▶ **Written request**
Gather all lines from the material that contain the word "JSON".
===== Data supplied
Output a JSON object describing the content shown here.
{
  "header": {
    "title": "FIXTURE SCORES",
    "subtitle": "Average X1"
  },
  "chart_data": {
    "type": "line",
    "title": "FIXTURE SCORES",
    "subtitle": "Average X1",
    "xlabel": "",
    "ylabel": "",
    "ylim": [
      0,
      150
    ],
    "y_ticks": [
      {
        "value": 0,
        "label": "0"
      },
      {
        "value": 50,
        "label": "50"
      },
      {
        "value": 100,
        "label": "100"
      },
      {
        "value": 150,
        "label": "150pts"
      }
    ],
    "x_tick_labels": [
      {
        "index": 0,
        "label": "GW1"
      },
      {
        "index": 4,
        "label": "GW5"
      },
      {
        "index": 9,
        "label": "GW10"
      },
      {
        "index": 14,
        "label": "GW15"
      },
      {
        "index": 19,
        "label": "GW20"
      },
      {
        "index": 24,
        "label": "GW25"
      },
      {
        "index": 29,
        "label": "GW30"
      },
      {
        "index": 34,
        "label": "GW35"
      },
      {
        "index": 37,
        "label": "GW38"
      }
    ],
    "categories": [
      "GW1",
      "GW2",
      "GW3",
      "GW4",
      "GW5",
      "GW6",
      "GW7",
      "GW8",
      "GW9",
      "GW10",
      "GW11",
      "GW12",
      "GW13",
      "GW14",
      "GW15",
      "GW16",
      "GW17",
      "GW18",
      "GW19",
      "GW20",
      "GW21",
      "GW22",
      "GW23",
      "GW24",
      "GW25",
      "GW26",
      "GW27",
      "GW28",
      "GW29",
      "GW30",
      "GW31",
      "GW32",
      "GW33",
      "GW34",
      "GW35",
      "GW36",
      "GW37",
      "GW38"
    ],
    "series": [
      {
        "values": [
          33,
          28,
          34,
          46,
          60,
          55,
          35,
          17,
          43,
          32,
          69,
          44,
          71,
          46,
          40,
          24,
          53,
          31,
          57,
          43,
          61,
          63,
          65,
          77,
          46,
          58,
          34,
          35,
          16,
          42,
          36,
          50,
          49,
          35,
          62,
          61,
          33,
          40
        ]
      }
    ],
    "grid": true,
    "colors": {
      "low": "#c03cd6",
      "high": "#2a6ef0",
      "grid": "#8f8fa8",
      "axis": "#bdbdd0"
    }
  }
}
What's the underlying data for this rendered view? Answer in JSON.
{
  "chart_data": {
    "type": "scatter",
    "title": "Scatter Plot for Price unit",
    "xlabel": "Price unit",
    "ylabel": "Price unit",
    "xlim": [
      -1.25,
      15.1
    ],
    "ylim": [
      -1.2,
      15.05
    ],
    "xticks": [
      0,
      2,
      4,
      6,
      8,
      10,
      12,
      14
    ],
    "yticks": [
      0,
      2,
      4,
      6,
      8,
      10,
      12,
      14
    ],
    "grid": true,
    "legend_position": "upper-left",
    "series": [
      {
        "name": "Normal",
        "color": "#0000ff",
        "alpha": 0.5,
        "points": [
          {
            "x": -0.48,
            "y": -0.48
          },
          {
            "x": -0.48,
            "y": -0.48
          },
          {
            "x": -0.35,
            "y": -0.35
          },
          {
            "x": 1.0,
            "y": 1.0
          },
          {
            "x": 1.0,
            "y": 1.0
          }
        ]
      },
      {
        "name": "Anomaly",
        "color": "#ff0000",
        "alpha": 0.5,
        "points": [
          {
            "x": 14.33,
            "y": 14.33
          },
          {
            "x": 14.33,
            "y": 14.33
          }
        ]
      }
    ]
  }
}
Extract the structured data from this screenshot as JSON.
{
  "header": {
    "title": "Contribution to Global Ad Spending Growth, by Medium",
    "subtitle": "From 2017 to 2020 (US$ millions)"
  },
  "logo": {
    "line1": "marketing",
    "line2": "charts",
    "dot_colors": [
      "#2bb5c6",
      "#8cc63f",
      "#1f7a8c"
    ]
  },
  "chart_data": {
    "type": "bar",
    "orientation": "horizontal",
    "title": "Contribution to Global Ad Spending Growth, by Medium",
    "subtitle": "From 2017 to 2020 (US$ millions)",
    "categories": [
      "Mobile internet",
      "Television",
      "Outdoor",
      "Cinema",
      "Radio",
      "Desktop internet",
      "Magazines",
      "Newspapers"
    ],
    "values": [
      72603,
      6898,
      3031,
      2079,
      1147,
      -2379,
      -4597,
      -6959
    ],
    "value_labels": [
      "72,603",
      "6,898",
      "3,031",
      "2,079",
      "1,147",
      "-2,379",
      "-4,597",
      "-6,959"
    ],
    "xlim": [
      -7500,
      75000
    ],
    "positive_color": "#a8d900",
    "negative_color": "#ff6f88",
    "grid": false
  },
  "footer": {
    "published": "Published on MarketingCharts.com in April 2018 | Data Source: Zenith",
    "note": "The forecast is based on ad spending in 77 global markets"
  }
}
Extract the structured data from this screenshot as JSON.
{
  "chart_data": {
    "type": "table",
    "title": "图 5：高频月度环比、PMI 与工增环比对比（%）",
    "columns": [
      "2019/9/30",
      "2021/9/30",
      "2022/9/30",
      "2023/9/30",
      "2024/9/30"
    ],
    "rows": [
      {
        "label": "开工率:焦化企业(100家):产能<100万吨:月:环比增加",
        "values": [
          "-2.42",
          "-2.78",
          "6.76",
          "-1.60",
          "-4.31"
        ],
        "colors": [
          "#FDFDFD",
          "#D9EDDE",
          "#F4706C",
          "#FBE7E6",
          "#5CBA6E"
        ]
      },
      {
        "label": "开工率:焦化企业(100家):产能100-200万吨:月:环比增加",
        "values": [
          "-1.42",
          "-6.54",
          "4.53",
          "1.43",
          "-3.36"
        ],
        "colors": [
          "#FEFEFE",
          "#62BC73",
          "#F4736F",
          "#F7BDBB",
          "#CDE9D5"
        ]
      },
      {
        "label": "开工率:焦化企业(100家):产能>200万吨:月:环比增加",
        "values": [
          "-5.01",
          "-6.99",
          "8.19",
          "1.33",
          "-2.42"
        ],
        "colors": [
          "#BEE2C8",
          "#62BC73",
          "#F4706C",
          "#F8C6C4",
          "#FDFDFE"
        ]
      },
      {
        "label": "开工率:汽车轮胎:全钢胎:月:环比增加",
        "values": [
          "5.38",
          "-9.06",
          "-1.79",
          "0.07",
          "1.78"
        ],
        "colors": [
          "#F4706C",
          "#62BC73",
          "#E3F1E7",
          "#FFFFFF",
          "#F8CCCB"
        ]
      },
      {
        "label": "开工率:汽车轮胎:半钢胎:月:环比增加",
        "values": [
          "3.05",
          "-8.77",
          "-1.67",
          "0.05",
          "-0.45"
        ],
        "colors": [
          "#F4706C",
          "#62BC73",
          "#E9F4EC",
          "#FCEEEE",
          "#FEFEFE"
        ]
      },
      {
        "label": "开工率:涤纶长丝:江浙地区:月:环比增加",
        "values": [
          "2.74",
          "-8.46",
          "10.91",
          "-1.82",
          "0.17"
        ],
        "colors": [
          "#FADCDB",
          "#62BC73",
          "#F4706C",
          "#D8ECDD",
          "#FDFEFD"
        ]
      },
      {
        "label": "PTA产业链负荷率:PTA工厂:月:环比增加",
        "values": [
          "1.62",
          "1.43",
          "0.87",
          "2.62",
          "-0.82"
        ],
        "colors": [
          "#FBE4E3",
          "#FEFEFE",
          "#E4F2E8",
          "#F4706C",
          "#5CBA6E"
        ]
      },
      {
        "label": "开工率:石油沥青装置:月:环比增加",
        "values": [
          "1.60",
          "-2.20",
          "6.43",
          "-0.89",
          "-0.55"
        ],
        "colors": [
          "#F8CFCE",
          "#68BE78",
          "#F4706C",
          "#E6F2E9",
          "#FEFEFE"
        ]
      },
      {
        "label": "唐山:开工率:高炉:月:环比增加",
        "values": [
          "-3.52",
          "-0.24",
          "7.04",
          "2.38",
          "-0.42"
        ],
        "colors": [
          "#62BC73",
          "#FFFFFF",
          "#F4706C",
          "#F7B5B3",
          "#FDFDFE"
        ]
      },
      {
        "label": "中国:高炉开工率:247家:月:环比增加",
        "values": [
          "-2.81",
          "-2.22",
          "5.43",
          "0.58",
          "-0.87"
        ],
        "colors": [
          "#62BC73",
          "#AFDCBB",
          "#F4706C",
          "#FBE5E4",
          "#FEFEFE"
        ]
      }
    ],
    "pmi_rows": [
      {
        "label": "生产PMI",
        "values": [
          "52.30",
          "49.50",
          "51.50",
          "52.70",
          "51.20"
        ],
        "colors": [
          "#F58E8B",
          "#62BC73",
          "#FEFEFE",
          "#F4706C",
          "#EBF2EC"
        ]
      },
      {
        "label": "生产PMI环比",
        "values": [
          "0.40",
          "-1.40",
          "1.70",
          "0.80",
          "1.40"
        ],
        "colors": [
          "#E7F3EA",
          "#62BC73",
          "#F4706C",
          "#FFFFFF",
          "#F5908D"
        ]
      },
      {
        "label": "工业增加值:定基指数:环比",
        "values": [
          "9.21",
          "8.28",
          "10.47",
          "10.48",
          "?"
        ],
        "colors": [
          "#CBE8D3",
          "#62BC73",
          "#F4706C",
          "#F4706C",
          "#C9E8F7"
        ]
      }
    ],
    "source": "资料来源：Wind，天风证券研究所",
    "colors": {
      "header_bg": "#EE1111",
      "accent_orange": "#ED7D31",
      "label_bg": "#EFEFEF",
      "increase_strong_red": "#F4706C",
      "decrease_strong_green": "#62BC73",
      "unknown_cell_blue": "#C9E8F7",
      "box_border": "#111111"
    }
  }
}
==========
▶ **The completed task**
Output a JSON object describing the content shown here.
What's the underlying data for this rendered view? Answer in JSON.
Extract the structured data from this screenshot as JSON.
Extract the structured data from this screenshot as JSON.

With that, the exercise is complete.